= Problem description =
Scan the material below for lines with the word "document" and report how many there are, with nothing added.

(Stored items)
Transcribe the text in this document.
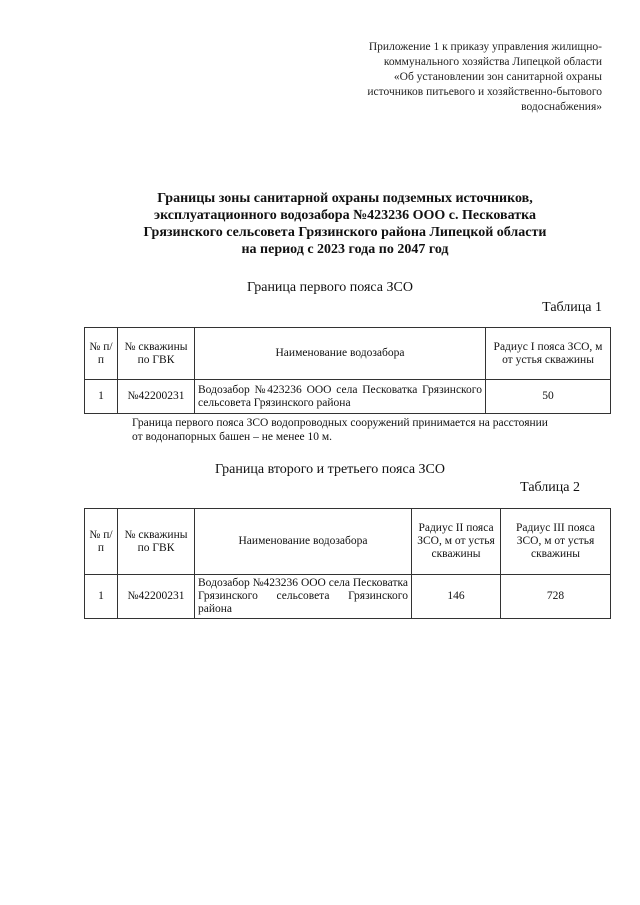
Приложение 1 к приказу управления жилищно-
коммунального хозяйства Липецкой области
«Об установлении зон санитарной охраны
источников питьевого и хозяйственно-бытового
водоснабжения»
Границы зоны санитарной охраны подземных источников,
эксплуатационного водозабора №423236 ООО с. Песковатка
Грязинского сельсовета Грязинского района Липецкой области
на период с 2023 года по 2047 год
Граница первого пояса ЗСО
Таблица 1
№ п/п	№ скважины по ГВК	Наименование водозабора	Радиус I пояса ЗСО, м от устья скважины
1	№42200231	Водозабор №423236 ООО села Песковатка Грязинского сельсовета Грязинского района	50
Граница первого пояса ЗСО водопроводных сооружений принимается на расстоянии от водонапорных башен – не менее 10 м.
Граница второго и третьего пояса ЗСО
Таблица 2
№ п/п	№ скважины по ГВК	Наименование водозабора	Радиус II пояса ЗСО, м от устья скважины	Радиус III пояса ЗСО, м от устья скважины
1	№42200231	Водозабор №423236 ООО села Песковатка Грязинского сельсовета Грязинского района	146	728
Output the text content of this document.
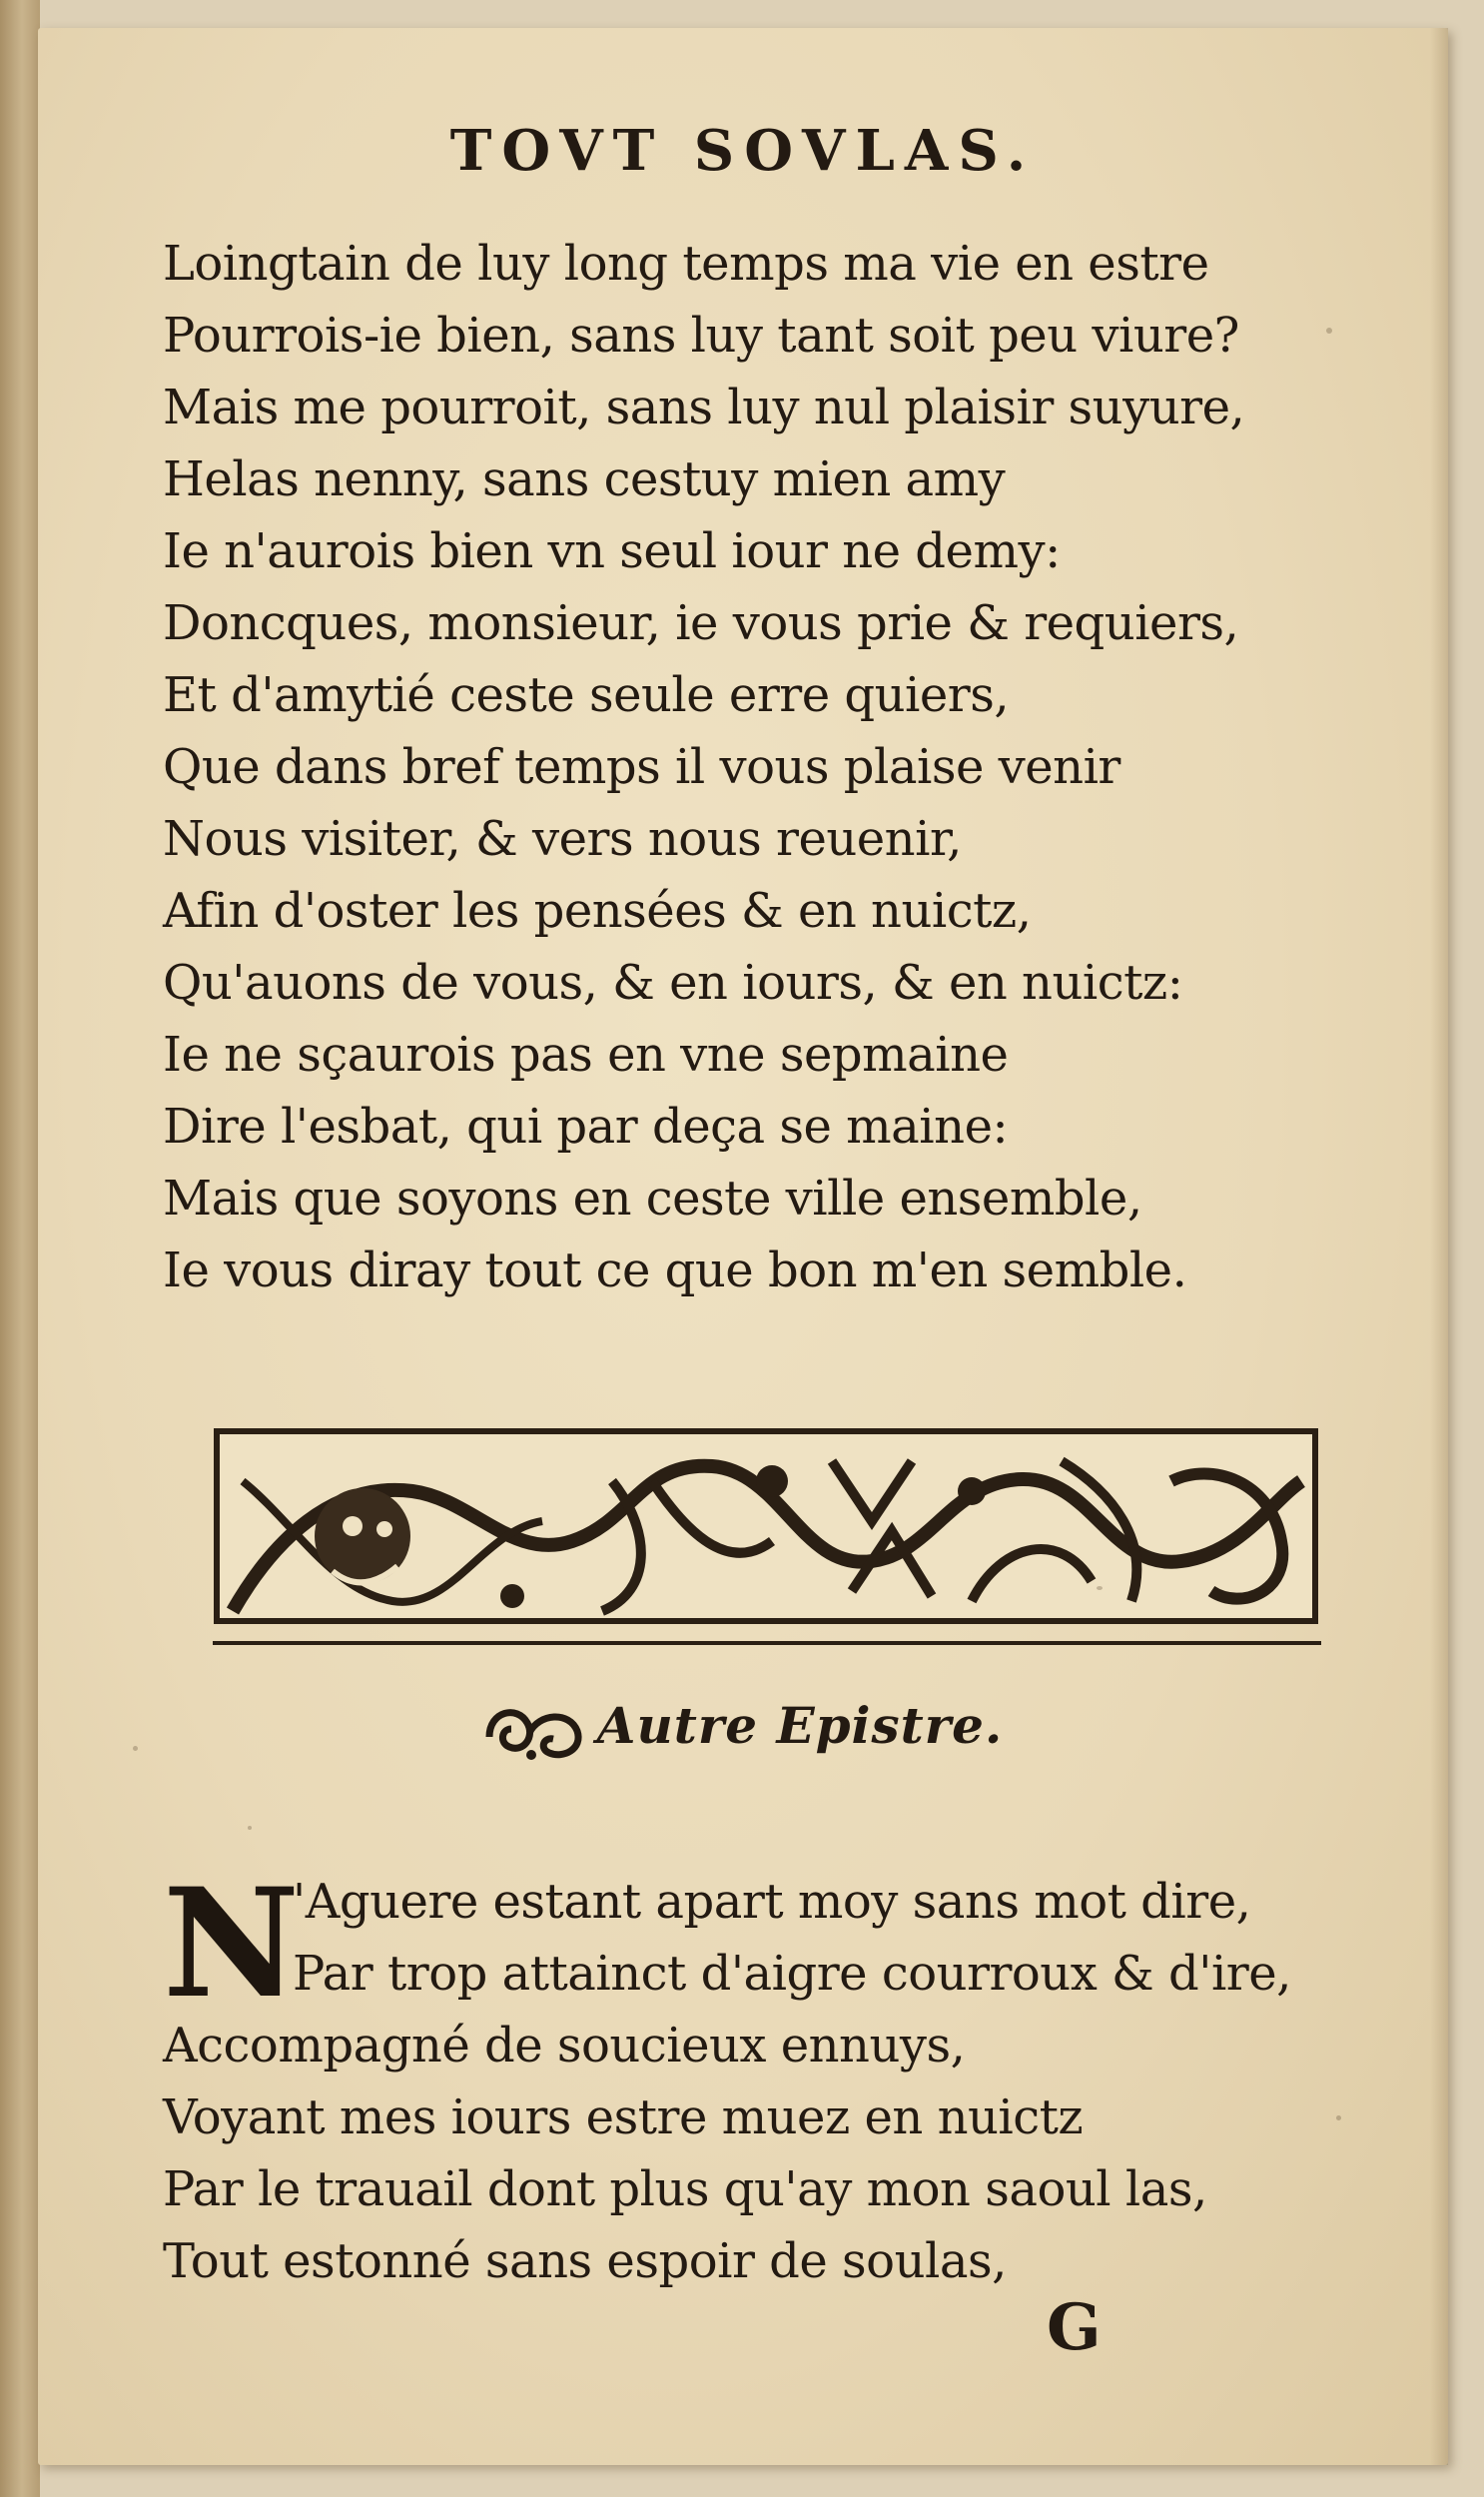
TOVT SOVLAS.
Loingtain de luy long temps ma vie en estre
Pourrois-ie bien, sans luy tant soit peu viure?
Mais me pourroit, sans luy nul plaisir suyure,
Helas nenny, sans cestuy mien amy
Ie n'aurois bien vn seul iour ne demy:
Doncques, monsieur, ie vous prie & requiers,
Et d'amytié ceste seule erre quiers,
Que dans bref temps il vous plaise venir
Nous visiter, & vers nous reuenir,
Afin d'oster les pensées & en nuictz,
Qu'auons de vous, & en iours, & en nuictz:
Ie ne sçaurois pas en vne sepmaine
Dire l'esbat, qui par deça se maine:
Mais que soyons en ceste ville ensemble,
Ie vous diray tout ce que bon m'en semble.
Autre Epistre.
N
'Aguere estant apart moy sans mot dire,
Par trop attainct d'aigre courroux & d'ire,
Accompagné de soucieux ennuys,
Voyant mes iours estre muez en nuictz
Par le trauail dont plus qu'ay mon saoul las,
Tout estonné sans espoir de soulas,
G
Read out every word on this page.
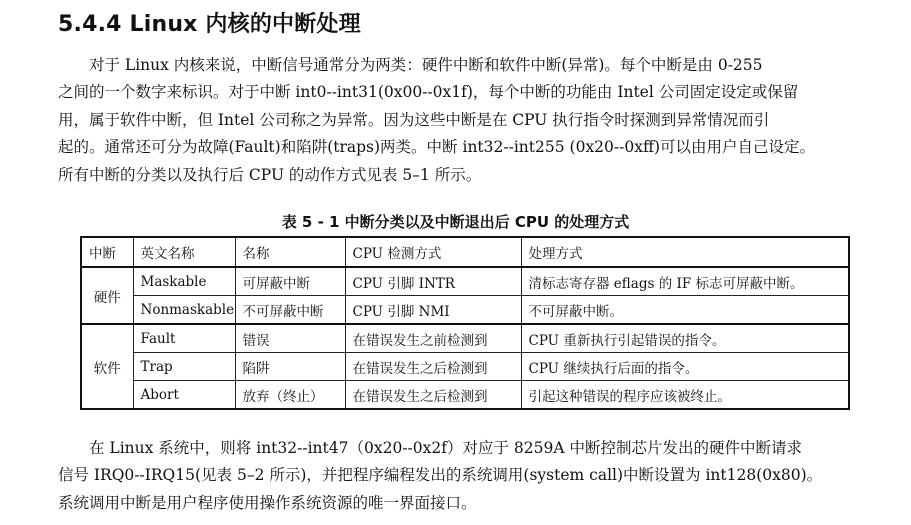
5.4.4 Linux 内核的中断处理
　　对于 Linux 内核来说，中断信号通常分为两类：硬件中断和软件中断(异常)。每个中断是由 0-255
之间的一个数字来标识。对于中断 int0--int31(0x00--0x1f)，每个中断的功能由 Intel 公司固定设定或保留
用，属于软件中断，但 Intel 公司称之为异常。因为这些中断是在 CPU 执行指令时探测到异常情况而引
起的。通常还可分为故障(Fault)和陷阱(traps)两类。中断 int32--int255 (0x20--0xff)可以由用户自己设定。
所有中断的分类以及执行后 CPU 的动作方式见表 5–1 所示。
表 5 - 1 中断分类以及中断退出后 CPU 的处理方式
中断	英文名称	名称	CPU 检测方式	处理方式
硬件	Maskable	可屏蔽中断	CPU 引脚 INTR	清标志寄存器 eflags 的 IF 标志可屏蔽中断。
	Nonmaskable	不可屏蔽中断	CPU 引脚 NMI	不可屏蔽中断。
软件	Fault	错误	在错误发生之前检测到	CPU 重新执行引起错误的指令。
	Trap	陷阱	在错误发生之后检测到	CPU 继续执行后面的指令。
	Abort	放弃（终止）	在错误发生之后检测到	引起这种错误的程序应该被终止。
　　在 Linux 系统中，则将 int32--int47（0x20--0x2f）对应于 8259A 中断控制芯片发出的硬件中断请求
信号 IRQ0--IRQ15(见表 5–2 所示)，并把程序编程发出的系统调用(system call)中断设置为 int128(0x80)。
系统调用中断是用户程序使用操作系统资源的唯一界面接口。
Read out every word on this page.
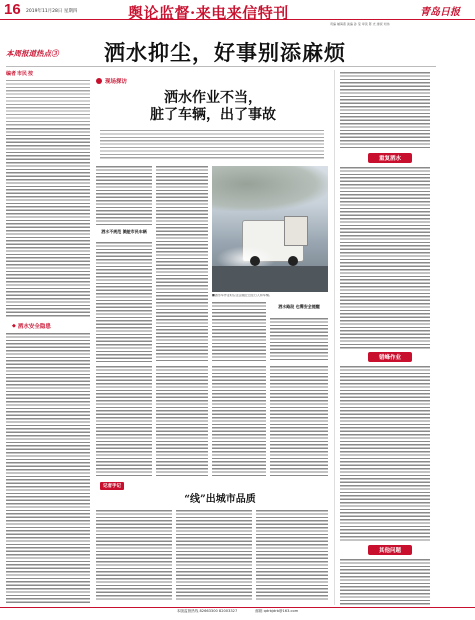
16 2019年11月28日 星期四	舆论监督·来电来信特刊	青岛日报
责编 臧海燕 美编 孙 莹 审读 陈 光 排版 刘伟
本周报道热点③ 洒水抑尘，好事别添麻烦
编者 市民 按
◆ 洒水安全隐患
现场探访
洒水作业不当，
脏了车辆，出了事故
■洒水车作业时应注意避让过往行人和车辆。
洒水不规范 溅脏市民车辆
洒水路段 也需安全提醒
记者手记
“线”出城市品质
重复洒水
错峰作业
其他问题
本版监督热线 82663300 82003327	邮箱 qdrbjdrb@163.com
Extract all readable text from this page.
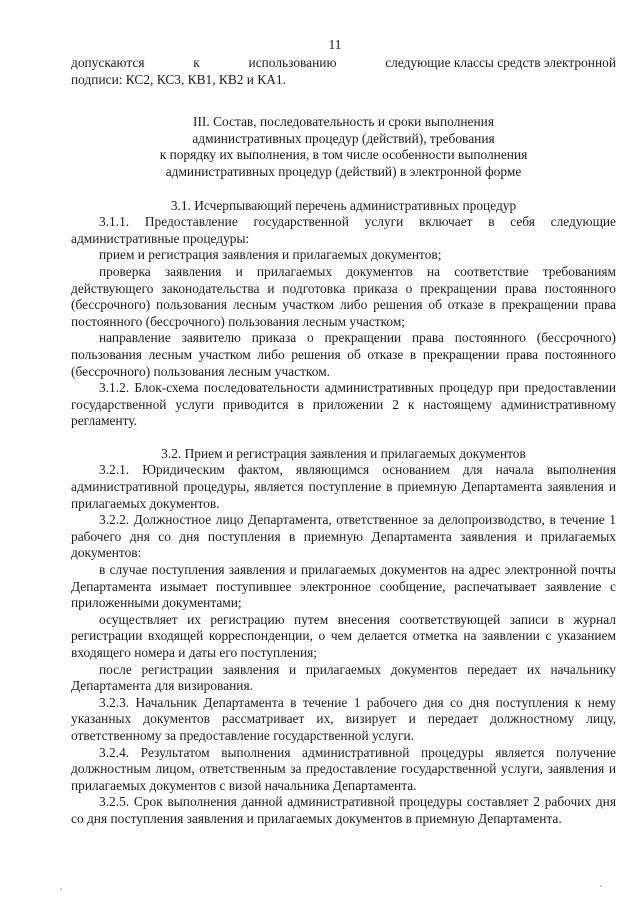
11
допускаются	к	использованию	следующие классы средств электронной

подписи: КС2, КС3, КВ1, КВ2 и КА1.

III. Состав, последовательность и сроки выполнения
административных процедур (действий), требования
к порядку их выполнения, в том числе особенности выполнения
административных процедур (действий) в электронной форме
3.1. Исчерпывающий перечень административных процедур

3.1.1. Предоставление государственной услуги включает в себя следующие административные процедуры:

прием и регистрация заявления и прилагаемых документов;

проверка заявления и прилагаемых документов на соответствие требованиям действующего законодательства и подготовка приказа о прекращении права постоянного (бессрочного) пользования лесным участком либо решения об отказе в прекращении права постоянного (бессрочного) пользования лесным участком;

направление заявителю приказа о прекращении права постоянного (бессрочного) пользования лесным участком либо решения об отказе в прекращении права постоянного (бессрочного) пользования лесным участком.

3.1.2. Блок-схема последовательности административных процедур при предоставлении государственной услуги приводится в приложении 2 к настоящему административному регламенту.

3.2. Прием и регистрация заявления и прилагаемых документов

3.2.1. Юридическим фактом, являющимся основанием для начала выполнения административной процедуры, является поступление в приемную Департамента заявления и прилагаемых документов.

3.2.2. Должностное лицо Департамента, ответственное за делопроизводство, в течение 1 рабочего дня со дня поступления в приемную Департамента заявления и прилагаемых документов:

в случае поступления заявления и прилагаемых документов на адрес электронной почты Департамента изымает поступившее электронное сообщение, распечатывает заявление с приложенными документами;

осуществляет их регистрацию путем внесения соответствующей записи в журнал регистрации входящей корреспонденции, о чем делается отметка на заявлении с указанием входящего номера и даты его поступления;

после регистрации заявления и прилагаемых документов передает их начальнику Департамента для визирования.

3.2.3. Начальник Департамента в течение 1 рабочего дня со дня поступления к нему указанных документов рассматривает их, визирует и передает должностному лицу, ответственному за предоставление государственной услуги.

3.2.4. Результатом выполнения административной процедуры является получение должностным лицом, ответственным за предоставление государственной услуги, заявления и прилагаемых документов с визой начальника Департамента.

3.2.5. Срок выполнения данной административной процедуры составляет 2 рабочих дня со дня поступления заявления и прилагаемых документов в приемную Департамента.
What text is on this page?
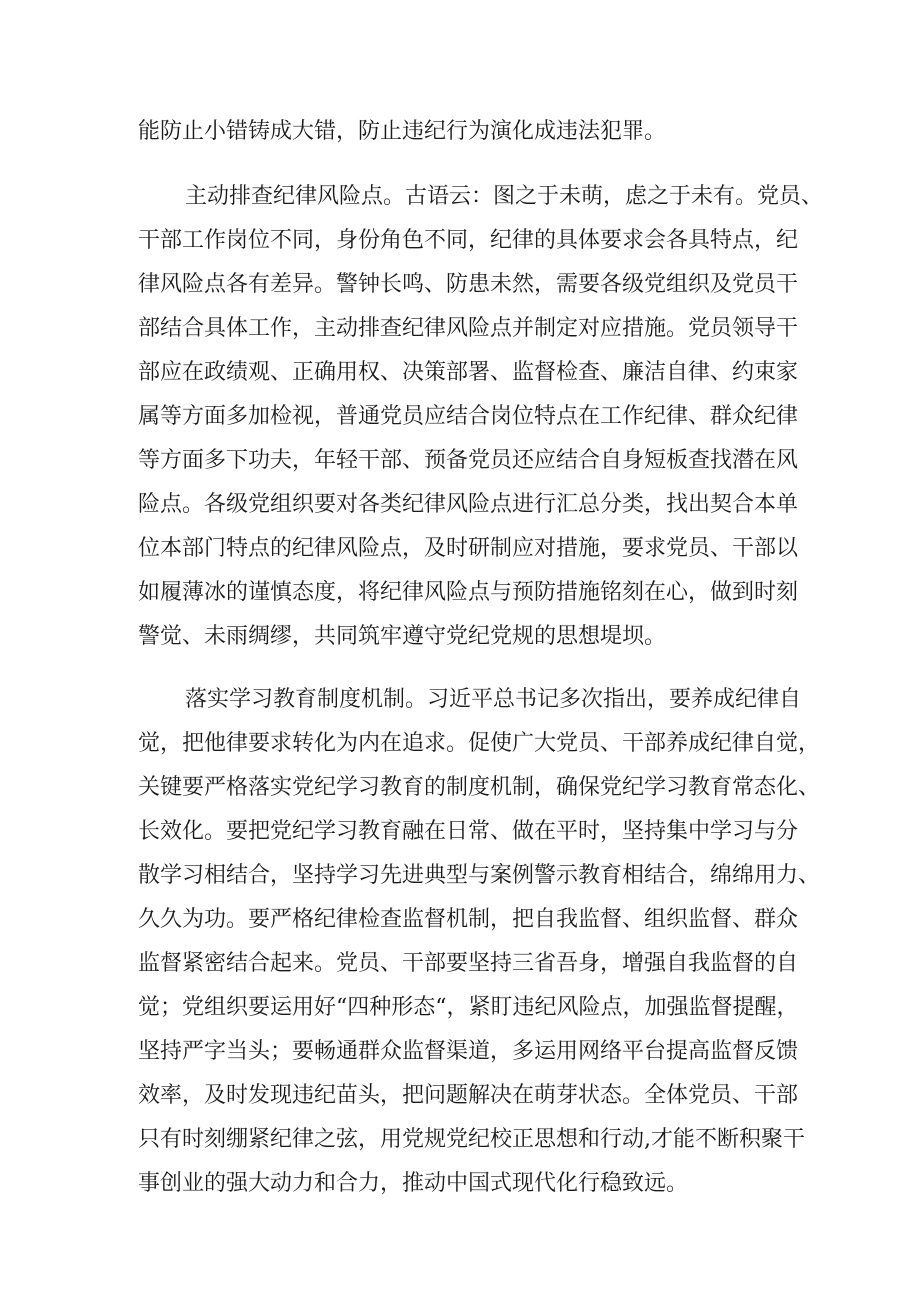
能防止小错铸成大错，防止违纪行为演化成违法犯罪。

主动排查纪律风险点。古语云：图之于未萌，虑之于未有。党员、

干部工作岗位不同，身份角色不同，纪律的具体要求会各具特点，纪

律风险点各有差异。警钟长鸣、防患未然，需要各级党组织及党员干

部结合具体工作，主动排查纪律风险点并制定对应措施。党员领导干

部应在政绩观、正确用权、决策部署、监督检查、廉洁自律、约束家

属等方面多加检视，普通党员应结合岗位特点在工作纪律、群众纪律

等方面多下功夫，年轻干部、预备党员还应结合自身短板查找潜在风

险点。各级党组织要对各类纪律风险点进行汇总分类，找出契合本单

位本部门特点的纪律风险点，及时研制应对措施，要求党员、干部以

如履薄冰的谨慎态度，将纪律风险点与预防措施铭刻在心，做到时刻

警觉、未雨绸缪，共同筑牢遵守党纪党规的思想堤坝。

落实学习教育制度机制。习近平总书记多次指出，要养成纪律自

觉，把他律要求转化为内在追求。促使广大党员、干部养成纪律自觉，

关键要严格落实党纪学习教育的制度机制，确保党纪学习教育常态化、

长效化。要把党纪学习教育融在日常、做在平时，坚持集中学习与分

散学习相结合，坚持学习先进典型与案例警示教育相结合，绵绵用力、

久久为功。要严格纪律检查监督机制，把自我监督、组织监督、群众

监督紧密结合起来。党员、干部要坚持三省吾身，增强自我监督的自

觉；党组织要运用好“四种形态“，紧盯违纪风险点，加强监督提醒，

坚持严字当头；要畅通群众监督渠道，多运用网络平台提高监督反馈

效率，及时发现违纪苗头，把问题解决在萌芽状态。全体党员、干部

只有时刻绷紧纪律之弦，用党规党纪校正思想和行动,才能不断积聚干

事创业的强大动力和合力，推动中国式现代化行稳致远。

= Response =
2